## Problem to work on:
Transcribe all the records exactly and omit any images they hold.

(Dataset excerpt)
========================
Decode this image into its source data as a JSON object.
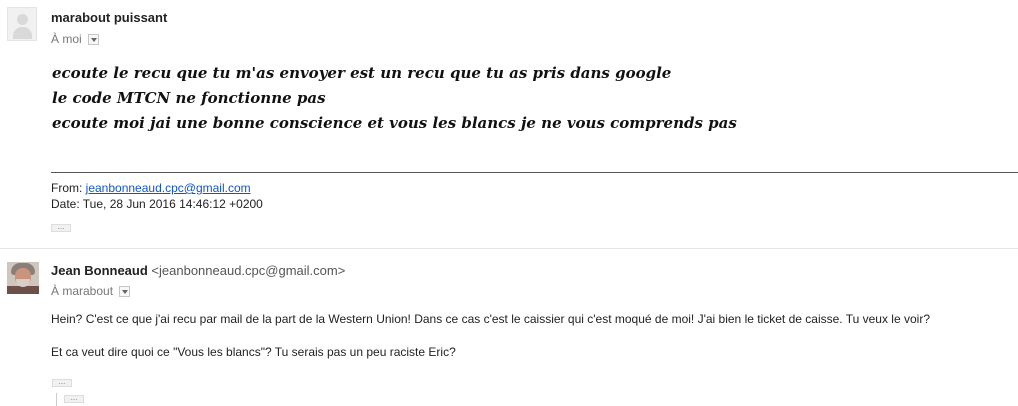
{
  "message1": {
    "sender_name": "marabout puissant",
    "recipient": "À moi",
    "body_lines": [
      "ecoute le recu que tu m'as envoyer est un recu que tu as pris dans google",
      "le code MTCN ne fonctionne pas",
      "ecoute moi jai une bonne conscience et vous les blancs je ne vous comprends pas"
    ],
    "quote_from_label": "From: ",
    "quote_from_email": "jeanbonneaud.cpc@gmail.com",
    "quote_date": "Date: Tue, 28 Jun 2016 14:46:12 +0200",
    "show_trimmed": "..."
  },
  "message2": {
    "sender_name": "Jean Bonneaud",
    "sender_email": "<jeanbonneaud.cpc@gmail.com>",
    "recipient": "À marabout",
    "paragraph1": "Hein? C'est ce que j'ai recu par mail de la part de la Western Union! Dans ce cas c'est le caissier qui c'est moqué de moi! J'ai bien le ticket de caisse. Tu veux le voir?",
    "paragraph2": "Et ca veut dire quoi ce \"Vous les blancs\"? Tu serais pas un peu raciste Eric?",
    "show_trimmed": "...",
    "show_trimmed_2": "..."
  }
}
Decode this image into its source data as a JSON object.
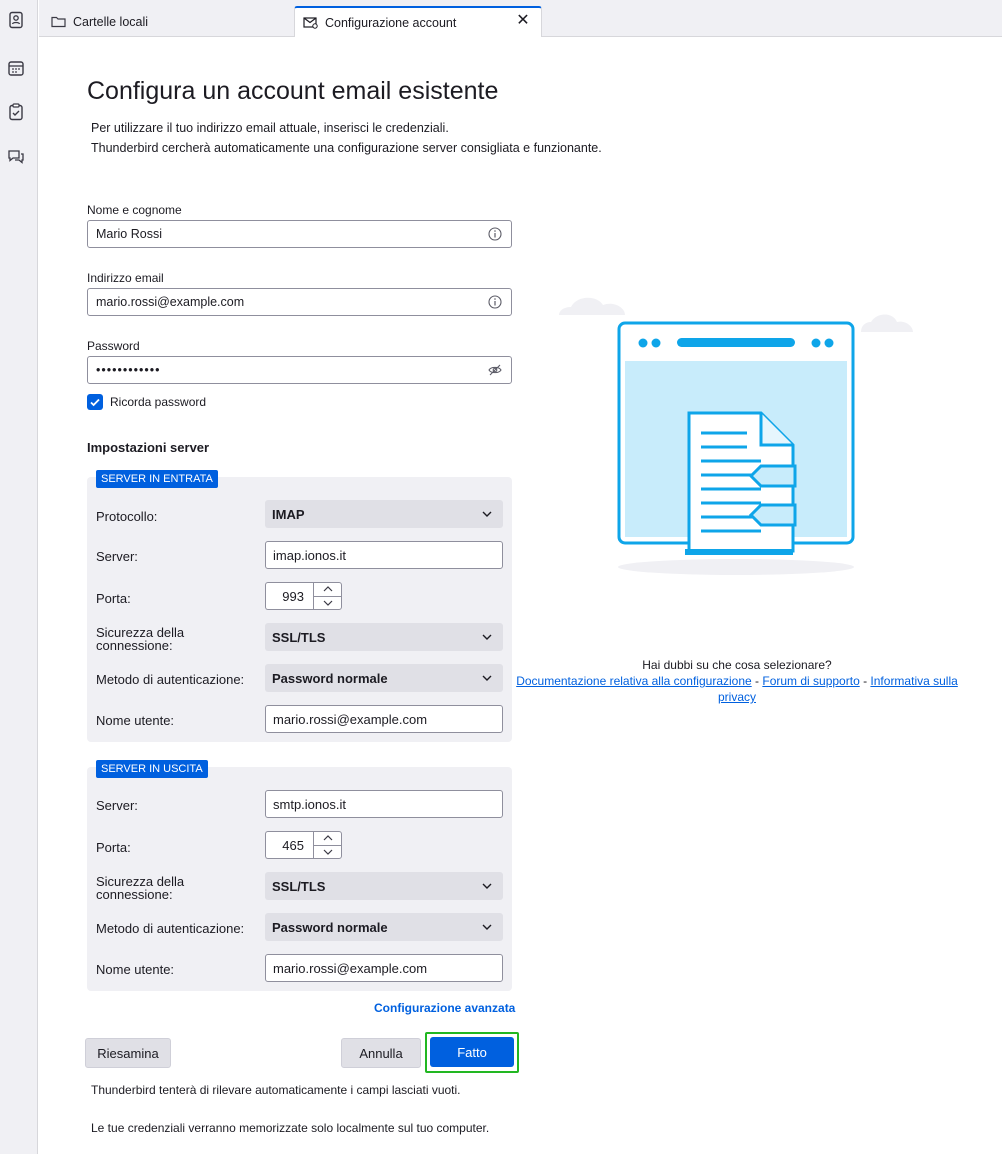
{
  "tabs": [
    {
      "label": "Cartelle locali",
      "icon": "folder-icon"
    },
    {
      "label": "Configurazione account",
      "icon": "mail-settings-icon"
    }
  ],
  "page": {
    "title": "Configura un account email esistente",
    "intro_line1": "Per utilizzare il tuo indirizzo email attuale, inserisci le credenziali.",
    "intro_line2": "Thunderbird cercherà automaticamente una configurazione server consigliata e funzionante."
  },
  "form": {
    "name_label": "Nome e cognome",
    "name_value": "Mario Rossi",
    "email_label": "Indirizzo email",
    "email_value": "mario.rossi@example.com",
    "password_label": "Password",
    "password_value": "••••••••••••",
    "remember_label": "Ricorda password",
    "remember_checked": true
  },
  "server": {
    "section_title": "Impostazioni server",
    "incoming": {
      "badge": "SERVER IN ENTRATA",
      "protocol_label": "Protocollo:",
      "protocol_value": "IMAP",
      "server_label": "Server:",
      "server_value": "imap.ionos.it",
      "port_label": "Porta:",
      "port_value": "993",
      "security_label_1": "Sicurezza della",
      "security_label_2": "connessione:",
      "security_value": "SSL/TLS",
      "auth_label": "Metodo di autenticazione:",
      "auth_value": "Password normale",
      "user_label": "Nome utente:",
      "user_value": "mario.rossi@example.com"
    },
    "outgoing": {
      "badge": "SERVER IN USCITA",
      "server_label": "Server:",
      "server_value": "smtp.ionos.it",
      "port_label": "Porta:",
      "port_value": "465",
      "security_label_1": "Sicurezza della",
      "security_label_2": "connessione:",
      "security_value": "SSL/TLS",
      "auth_label": "Metodo di autenticazione:",
      "auth_value": "Password normale",
      "user_label": "Nome utente:",
      "user_value": "mario.rossi@example.com"
    },
    "advanced_link": "Configurazione avanzata"
  },
  "buttons": {
    "retest": "Riesamina",
    "cancel": "Annulla",
    "done": "Fatto"
  },
  "notes": {
    "autodetect": "Thunderbird tenterà di rilevare automaticamente i campi lasciati vuoti.",
    "local_storage": "Le tue credenziali verranno memorizzate solo localmente sul tuo computer."
  },
  "help": {
    "question": "Hai dubbi su che cosa selezionare?",
    "link_docs": "Documentazione relativa alla configurazione",
    "sep": " - ",
    "link_forum": "Forum di supporto",
    "link_privacy": "Informativa sulla privacy"
  },
  "colors": {
    "accent": "#0060df",
    "focus_ring": "#22b722",
    "illustration": "#0ea5e9"
  }
}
========================
## Result of the exercise:
Decode this image into its source data as a JSON object.
{
  "message1": {
    "sender_name": "marabout puissant",
    "recipient": "À moi",
    "body_lines": [
      "ecoute le recu que tu m'as envoyer est un recu que tu as pris dans google",
      "le code MTCN ne fonctionne pas",
      "ecoute moi jai une bonne conscience et vous les blancs je ne vous comprends pas"
    ],
    "quote_from_label": "From: ",
    "quote_from_email": "jeanbonneaud.cpc@gmail.com",
    "quote_date": "Date: Tue, 28 Jun 2016 14:46:12 +0200",
    "show_trimmed": "..."
  },
  "message2": {
    "sender_name": "Jean Bonneaud",
    "sender_email": "<jeanbonneaud.cpc@gmail.com>",
    "recipient": "À marabout",
    "paragraph1": "Hein? C'est ce que j'ai recu par mail de la part de la Western Union! Dans ce cas c'est le caissier qui c'est moqué de moi! J'ai bien le ticket de caisse. Tu veux le voir?",
    "paragraph2": "Et ca veut dire quoi ce \"Vous les blancs\"? Tu serais pas un peu raciste Eric?",
    "show_trimmed": "...",
    "show_trimmed_2": "..."
  }
}
Decode this image into its source data as a JSON object.
{
  "tabs": [
    {
      "label": "Cartelle locali",
      "icon": "folder-icon"
    },
    {
      "label": "Configurazione account",
      "icon": "mail-settings-icon"
    }
  ],
  "page": {
    "title": "Configura un account email esistente",
    "intro_line1": "Per utilizzare il tuo indirizzo email attuale, inserisci le credenziali.",
    "intro_line2": "Thunderbird cercherà automaticamente una configurazione server consigliata e funzionante."
  },
  "form": {
    "name_label": "Nome e cognome",
    "name_value": "Mario Rossi",
    "email_label": "Indirizzo email",
    "email_value": "mario.rossi@example.com",
    "password_label": "Password",
    "password_value": "••••••••••••",
    "remember_label": "Ricorda password",
    "remember_checked": true
  },
  "server": {
    "section_title": "Impostazioni server",
    "incoming": {
      "badge": "SERVER IN ENTRATA",
      "protocol_label": "Protocollo:",
      "protocol_value": "IMAP",
      "server_label": "Server:",
      "server_value": "imap.ionos.it",
      "port_label": "Porta:",
      "port_value": "993",
      "security_label_1": "Sicurezza della",
      "security_label_2": "connessione:",
      "security_value": "SSL/TLS",
      "auth_label": "Metodo di autenticazione:",
      "auth_value": "Password normale",
      "user_label": "Nome utente:",
      "user_value": "mario.rossi@example.com"
    },
    "outgoing": {
      "badge": "SERVER IN USCITA",
      "server_label": "Server:",
      "server_value": "smtp.ionos.it",
      "port_label": "Porta:",
      "port_value": "465",
      "security_label_1": "Sicurezza della",
      "security_label_2": "connessione:",
      "security_value": "SSL/TLS",
      "auth_label": "Metodo di autenticazione:",
      "auth_value": "Password normale",
      "user_label": "Nome utente:",
      "user_value": "mario.rossi@example.com"
    },
    "advanced_link": "Configurazione avanzata"
  },
  "buttons": {
    "retest": "Riesamina",
    "cancel": "Annulla",
    "done": "Fatto"
  },
  "notes": {
    "autodetect": "Thunderbird tenterà di rilevare automaticamente i campi lasciati vuoti.",
    "local_storage": "Le tue credenziali verranno memorizzate solo localmente sul tuo computer."
  },
  "help": {
    "question": "Hai dubbi su che cosa selezionare?",
    "link_docs": "Documentazione relativa alla configurazione",
    "sep": " - ",
    "link_forum": "Forum di supporto",
    "link_privacy": "Informativa sulla privacy"
  },
  "colors": {
    "accent": "#0060df",
    "focus_ring": "#22b722",
    "illustration": "#0ea5e9"
  }
}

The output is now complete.